» Task
Reproduce the entire listing word for word.

» Input for this task
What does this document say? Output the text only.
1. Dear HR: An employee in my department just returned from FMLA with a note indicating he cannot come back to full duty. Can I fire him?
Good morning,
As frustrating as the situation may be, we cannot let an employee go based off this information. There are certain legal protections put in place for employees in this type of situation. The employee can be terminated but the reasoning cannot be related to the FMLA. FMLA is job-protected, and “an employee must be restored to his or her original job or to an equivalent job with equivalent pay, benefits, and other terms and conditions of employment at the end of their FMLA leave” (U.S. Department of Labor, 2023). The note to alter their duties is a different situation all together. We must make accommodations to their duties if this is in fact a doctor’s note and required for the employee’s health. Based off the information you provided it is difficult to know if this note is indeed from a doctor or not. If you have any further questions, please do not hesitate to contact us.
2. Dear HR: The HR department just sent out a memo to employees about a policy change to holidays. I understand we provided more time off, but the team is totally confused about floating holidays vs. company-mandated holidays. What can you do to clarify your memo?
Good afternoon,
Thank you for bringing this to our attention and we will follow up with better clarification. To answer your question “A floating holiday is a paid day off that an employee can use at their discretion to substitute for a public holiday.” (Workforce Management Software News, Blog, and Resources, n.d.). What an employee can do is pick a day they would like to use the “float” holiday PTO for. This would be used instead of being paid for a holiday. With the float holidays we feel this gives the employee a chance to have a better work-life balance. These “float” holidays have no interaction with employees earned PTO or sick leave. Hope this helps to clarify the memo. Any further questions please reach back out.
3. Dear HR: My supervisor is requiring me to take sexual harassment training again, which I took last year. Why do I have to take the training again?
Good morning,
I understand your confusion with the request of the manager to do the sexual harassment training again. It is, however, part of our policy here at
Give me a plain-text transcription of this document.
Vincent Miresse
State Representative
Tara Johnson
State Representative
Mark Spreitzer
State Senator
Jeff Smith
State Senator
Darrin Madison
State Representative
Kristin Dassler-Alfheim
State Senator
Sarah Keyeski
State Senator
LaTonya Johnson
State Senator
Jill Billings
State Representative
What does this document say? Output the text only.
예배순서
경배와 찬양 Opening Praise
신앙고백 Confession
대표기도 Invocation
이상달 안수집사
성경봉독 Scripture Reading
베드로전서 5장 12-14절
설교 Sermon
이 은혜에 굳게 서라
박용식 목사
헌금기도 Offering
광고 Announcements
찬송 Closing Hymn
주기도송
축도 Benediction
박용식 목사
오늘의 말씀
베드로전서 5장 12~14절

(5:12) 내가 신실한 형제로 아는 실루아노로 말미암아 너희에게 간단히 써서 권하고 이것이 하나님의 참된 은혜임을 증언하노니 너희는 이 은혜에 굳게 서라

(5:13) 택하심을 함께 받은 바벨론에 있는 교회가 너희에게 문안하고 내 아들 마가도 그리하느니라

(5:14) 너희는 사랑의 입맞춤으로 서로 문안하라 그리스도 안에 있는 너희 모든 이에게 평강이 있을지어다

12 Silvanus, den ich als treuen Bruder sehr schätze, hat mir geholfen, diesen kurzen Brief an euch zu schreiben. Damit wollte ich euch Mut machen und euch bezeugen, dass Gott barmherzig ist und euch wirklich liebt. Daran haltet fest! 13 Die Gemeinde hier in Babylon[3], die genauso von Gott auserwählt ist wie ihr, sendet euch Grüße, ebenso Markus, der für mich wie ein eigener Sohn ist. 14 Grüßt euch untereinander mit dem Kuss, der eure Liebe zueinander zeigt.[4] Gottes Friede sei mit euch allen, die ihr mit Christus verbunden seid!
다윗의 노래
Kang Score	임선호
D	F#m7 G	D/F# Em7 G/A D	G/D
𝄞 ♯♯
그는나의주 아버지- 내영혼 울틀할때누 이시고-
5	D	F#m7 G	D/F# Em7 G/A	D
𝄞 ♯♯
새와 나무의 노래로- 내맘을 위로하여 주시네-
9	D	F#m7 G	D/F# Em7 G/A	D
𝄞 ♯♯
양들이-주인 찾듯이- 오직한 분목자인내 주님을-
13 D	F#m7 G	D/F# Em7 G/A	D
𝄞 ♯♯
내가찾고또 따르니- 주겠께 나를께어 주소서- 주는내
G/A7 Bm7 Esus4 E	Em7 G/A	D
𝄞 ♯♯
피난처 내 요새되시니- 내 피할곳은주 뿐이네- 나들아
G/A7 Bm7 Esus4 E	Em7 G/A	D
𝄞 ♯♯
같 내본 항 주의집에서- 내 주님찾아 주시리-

» The completed task
What does this document say? Output the text only.
1. Dear HR: An employee in my department just returned from FMLA with a note indicating he cannot come back to full duty. Can I fire him?
Good morning,
As frustrating as the situation may be, we cannot let an employee go based off this information. There are certain legal protections put in place for employees in this type of situation. The employee can be terminated but the reasoning cannot be related to the FMLA. FMLA is job-protected, and “an employee must be restored to his or her original job or to an equivalent job with equivalent pay, benefits, and other terms and conditions of employment at the end of their FMLA leave” (U.S. Department of Labor, 2023). The note to alter their duties is a different situation all together. We must make accommodations to their duties if this is in fact a doctor’s note and required for the employee’s health. Based off the information you provided it is difficult to know if this note is indeed from a doctor or not. If you have any further questions, please do not hesitate to contact us.
2. Dear HR: The HR department just sent out a memo to employees about a policy change to holidays. I understand we provided more time off, but the team is totally confused about floating holidays vs. company-mandated holidays. What can you do to clarify your memo?
Good afternoon,
Thank you for bringing this to our attention and we will follow up with better clarification. To answer your question “A floating holiday is a paid day off that an employee can use at their discretion to substitute for a public holiday.” (Workforce Management Software News, Blog, and Resources, n.d.). What an employee can do is pick a day they would like to use the “float” holiday PTO for. This would be used instead of being paid for a holiday. With the float holidays we feel this gives the employee a chance to have a better work-life balance. These “float” holidays have no interaction with employees earned PTO or sick leave. Hope this helps to clarify the memo. Any further questions please reach back out.
3. Dear HR: My supervisor is requiring me to take sexual harassment training again, which I took last year. Why do I have to take the training again?
Good morning,
I understand your confusion with the request of the manager to do the sexual harassment training again. It is, however, part of our policy here at
Give me a plain-text transcription of this document.
Vincent Miresse
State Representative
Tara Johnson
State Representative
Mark Spreitzer
State Senator
Jeff Smith
State Senator
Darrin Madison
State Representative
Kristin Dassler-Alfheim
State Senator
Sarah Keyeski
State Senator
LaTonya Johnson
State Senator
Jill Billings
State Representative
What does this document say? Output the text only.
예배순서
경배와 찬양 Opening Praise
신앙고백 Confession
대표기도 Invocation
이상달 안수집사
성경봉독 Scripture Reading
베드로전서 5장 12-14절
설교 Sermon
이 은혜에 굳게 서라
박용식 목사
헌금기도 Offering
광고 Announcements
찬송 Closing Hymn
주기도송
축도 Benediction
박용식 목사
오늘의 말씀
베드로전서 5장 12~14절

(5:12) 내가 신실한 형제로 아는 실루아노로 말미암아 너희에게 간단히 써서 권하고 이것이 하나님의 참된 은혜임을 증언하노니 너희는 이 은혜에 굳게 서라

(5:13) 택하심을 함께 받은 바벨론에 있는 교회가 너희에게 문안하고 내 아들 마가도 그리하느니라

(5:14) 너희는 사랑의 입맞춤으로 서로 문안하라 그리스도 안에 있는 너희 모든 이에게 평강이 있을지어다

12 Silvanus, den ich als treuen Bruder sehr schätze, hat mir geholfen, diesen kurzen Brief an euch zu schreiben. Damit wollte ich euch Mut machen und euch bezeugen, dass Gott barmherzig ist und euch wirklich liebt. Daran haltet fest! 13 Die Gemeinde hier in Babylon[3], die genauso von Gott auserwählt ist wie ihr, sendet euch Grüße, ebenso Markus, der für mich wie ein eigener Sohn ist. 14 Grüßt euch untereinander mit dem Kuss, der eure Liebe zueinander zeigt.[4] Gottes Friede sei mit euch allen, die ihr mit Christus verbunden seid!
다윗의 노래
Kang Score	임선호
D	F#m7 G	D/F# Em7 G/A D	G/D
𝄞 ♯♯
그는나의주 아버지- 내영혼 울틀할때누 이시고-
5	D	F#m7 G	D/F# Em7 G/A	D
𝄞 ♯♯
새와 나무의 노래로- 내맘을 위로하여 주시네-
9	D	F#m7 G	D/F# Em7 G/A	D
𝄞 ♯♯
양들이-주인 찾듯이- 오직한 분목자인내 주님을-
13 D	F#m7 G	D/F# Em7 G/A	D
𝄞 ♯♯
내가찾고또 따르니- 주겠께 나를께어 주소서- 주는내
G/A7 Bm7 Esus4 E	Em7 G/A	D
𝄞 ♯♯
피난처 내 요새되시니- 내 피할곳은주 뿐이네- 나들아
G/A7 Bm7 Esus4 E	Em7 G/A	D
𝄞 ♯♯
같 내본 항 주의집에서- 내 주님찾아 주시리-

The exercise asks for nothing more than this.